» Document extract:
The Rev. Dr. Javier “Jay” Alanis, executive director of the Lutheran Seminary Program in the Southwest (LSPS) will deliver this year’s Lutheran Heritage Lecture, “Lutheran Heritage, Mexican Ancestry and the Future of the ELCA.” The free public lecture will be given on Tuesday, November 19 at 11:30 a.m. in the LSTC Common Room, 1100 East 55th Street, Chicago.
Alanis will draw on his own experience as the son of immigrants as he examines crossing borders in our time of border walls. He will talk about how LSPS approaches theological education in our current context of militarized borders.
“Part of the challenge of this issue is the notion of being documented,” Alanis says. “People are conflicted about the legalities and miss the gospel imperative to serve the neighbor. How does the gospel help us bridge the divide? And how can we be pastoral care agents addressing the reality of our militarized border, recognizing that the borderland is no longer just ‘down there,’ but is everywhere?”
“We are delighted that Dr. Alanis can join us to set in motion such a timely and significant conversation for our church,” said James Nieman, president of LSTC. “At this very moment, 17% of the U.S. population is Hispanic, and about two-thirds of this rapidly expanding group are of Mexican background. Jay’s own life and scholarship embodies their story, and we need to learn from him how the Lutheran gift can connect with these neighbors and their current struggles about immigration, labor, and justice.”
The Lutheran Heritage Lecture series is designed to provide a contemporary perspective on the Lutheran tradition.

» Stored rows:

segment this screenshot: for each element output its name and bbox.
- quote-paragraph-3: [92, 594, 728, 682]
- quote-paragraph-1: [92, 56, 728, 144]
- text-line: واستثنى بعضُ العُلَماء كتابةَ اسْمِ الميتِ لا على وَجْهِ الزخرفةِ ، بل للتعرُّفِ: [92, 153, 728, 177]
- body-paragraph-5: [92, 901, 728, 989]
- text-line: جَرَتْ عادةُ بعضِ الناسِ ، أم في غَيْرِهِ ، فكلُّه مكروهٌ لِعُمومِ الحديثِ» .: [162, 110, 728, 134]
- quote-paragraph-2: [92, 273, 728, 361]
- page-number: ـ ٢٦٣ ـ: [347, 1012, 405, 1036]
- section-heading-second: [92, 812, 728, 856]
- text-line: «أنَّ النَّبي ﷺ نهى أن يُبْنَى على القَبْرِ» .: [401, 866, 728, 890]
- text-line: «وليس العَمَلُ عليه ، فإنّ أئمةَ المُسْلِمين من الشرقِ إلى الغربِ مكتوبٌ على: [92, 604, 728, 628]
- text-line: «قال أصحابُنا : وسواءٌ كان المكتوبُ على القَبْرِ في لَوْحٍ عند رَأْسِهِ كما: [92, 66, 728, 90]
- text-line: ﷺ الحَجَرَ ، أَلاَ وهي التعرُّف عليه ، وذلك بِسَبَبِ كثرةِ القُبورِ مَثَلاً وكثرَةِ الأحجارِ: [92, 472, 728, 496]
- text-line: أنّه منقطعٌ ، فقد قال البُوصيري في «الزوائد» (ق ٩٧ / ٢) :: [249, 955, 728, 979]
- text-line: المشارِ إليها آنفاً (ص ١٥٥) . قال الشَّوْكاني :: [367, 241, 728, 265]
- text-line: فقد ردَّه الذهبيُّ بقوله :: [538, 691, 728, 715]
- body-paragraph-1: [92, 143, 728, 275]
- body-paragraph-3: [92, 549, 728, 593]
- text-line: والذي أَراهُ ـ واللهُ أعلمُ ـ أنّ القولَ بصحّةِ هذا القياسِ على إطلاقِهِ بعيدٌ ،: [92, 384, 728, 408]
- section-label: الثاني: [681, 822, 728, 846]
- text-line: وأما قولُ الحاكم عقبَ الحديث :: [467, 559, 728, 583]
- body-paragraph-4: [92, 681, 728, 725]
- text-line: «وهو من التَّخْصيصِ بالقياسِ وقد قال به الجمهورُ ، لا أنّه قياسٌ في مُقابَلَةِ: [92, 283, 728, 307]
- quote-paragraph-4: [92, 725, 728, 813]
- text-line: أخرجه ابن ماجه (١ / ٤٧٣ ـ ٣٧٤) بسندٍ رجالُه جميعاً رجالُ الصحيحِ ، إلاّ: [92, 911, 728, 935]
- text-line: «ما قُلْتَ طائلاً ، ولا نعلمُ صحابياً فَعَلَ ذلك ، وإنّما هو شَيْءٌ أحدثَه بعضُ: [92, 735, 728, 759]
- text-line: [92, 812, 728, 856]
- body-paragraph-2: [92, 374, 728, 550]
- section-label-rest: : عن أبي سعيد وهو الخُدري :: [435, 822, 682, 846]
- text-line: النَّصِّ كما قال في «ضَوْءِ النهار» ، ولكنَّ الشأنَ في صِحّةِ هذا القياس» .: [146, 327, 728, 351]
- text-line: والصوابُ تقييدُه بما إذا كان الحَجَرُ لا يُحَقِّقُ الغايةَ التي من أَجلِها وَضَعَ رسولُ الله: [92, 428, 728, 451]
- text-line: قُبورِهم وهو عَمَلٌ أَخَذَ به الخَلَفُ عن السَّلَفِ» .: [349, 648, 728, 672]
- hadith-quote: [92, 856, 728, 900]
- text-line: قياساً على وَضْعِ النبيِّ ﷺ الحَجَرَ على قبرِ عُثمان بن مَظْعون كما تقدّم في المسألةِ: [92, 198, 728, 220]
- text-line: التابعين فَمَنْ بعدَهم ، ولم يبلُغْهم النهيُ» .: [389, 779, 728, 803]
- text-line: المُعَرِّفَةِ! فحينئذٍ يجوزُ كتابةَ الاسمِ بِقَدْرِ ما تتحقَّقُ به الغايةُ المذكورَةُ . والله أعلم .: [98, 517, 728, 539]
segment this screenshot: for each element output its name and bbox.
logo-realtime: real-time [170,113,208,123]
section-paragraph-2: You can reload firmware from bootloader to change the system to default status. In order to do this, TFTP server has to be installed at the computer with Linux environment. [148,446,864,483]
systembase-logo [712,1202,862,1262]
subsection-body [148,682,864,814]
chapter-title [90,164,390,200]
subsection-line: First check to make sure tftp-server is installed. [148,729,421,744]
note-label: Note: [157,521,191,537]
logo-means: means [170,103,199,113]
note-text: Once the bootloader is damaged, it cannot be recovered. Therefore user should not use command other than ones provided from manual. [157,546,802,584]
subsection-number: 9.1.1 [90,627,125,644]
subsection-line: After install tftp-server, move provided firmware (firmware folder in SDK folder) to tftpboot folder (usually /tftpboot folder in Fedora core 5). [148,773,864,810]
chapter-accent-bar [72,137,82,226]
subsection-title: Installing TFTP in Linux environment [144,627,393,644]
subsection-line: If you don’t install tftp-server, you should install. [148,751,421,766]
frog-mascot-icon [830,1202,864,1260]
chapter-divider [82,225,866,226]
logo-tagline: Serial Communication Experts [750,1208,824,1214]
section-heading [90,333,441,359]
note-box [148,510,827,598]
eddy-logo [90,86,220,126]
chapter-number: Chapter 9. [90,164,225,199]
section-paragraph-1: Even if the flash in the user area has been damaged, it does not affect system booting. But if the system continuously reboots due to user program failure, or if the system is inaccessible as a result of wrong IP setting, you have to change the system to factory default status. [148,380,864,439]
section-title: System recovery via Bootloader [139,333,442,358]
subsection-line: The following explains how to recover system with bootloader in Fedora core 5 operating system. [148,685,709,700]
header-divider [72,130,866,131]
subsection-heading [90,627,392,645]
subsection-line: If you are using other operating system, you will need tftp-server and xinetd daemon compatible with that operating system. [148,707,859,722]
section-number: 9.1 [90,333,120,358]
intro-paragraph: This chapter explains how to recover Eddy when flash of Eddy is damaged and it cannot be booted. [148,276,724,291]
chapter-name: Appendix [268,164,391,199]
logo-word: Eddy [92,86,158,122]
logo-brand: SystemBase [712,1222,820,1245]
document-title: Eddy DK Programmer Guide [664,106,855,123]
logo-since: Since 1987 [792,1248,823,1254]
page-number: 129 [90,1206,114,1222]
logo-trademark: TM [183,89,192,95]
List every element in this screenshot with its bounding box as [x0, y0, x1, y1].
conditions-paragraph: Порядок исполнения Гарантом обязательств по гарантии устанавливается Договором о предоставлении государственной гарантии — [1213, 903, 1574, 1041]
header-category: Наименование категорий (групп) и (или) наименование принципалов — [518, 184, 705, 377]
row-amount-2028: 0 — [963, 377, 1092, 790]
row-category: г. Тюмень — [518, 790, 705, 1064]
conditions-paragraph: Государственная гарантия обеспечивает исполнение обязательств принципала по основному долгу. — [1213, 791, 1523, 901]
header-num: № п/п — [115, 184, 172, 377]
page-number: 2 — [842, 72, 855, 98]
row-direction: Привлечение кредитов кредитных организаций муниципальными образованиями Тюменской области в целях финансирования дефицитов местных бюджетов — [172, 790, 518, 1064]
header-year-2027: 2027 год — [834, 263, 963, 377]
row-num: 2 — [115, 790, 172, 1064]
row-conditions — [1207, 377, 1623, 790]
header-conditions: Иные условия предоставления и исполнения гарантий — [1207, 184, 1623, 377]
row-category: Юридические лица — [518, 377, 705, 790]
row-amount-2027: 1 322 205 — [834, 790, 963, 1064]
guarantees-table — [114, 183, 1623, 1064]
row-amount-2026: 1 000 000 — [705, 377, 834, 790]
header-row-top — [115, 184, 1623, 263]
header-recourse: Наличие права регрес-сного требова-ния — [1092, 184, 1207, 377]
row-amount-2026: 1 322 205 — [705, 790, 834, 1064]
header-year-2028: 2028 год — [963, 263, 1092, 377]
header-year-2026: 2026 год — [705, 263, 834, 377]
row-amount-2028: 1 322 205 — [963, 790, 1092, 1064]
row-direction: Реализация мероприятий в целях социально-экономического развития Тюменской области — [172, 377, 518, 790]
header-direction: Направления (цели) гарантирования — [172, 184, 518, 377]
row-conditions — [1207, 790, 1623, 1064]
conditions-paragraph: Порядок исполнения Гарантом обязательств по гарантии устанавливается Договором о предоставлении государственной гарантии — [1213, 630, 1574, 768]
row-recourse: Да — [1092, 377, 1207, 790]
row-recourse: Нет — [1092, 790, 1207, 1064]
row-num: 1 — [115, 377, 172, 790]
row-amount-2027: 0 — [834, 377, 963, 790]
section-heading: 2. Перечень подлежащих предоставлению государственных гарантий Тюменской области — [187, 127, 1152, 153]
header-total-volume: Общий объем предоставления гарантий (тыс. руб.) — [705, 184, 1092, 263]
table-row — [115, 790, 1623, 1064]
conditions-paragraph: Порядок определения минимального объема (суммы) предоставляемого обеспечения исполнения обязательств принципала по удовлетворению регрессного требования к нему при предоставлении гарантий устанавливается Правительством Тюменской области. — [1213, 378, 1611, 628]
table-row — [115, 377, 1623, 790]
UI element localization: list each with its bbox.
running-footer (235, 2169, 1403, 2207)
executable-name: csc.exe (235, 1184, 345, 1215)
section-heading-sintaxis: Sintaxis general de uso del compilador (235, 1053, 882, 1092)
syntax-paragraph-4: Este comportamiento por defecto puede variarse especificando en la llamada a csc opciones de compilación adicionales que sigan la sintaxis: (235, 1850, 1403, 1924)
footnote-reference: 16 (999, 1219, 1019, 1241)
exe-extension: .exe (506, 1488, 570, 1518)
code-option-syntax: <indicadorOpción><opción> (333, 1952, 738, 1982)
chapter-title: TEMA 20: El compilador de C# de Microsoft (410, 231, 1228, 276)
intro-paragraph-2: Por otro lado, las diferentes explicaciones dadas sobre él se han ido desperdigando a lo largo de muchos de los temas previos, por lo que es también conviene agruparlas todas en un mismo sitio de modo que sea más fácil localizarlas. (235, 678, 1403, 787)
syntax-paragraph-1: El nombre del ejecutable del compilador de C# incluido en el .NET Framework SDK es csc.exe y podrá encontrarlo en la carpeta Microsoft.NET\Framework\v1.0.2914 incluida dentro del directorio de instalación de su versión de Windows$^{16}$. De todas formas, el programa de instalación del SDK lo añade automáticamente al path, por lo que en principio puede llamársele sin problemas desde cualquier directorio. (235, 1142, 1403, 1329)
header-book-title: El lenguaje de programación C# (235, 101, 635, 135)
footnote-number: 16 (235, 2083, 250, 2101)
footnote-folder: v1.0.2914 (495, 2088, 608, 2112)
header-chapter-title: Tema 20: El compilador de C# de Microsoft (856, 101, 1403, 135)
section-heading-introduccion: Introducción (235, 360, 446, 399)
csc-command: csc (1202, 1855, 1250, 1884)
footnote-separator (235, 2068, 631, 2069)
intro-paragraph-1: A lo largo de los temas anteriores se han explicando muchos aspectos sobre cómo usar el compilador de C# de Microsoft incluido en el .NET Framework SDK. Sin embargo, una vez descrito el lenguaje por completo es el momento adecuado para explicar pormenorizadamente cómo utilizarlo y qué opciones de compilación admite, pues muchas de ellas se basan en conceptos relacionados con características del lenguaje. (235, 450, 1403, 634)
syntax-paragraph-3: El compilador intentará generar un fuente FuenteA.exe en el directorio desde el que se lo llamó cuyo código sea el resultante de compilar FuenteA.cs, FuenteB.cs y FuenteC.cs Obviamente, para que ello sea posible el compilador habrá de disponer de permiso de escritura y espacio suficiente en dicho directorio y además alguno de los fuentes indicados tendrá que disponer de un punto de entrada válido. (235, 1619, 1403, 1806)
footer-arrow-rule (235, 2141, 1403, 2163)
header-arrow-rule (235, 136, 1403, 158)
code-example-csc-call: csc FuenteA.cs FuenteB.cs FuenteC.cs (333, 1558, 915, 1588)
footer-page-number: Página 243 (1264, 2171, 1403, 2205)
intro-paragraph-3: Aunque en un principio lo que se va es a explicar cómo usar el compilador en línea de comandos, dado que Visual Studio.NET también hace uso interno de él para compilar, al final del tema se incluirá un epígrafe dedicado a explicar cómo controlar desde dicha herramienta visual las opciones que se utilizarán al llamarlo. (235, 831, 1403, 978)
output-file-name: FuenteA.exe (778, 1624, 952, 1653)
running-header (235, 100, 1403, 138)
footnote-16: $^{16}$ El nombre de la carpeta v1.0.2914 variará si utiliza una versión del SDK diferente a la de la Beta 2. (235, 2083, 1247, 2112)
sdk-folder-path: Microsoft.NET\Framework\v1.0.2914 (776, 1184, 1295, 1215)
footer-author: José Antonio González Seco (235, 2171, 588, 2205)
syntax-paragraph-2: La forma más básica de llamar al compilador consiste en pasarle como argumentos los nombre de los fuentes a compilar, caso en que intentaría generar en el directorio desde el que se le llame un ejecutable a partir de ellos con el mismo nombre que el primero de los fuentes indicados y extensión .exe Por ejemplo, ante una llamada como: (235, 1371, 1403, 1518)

» Aim of the exercise: Output the passage of the lecture announcement starting with "The Rev. Dr." and going on through "55th Street, Chicago.", copied word for word.

» Exercise answer:
The Rev. Dr. Javier “Jay” Alanis, executive director of the Lutheran Seminary Program in the Southwest (LSPS) will deliver this year’s Lutheran Heritage Lecture, “Lutheran Heritage, Mexican Ancestry and the Future of the ELCA.” The free public lecture will be given on Tuesday, November 19 at 11:30 a.m. in the LSTC Common Room, 1100 East 55th Street, Chicago.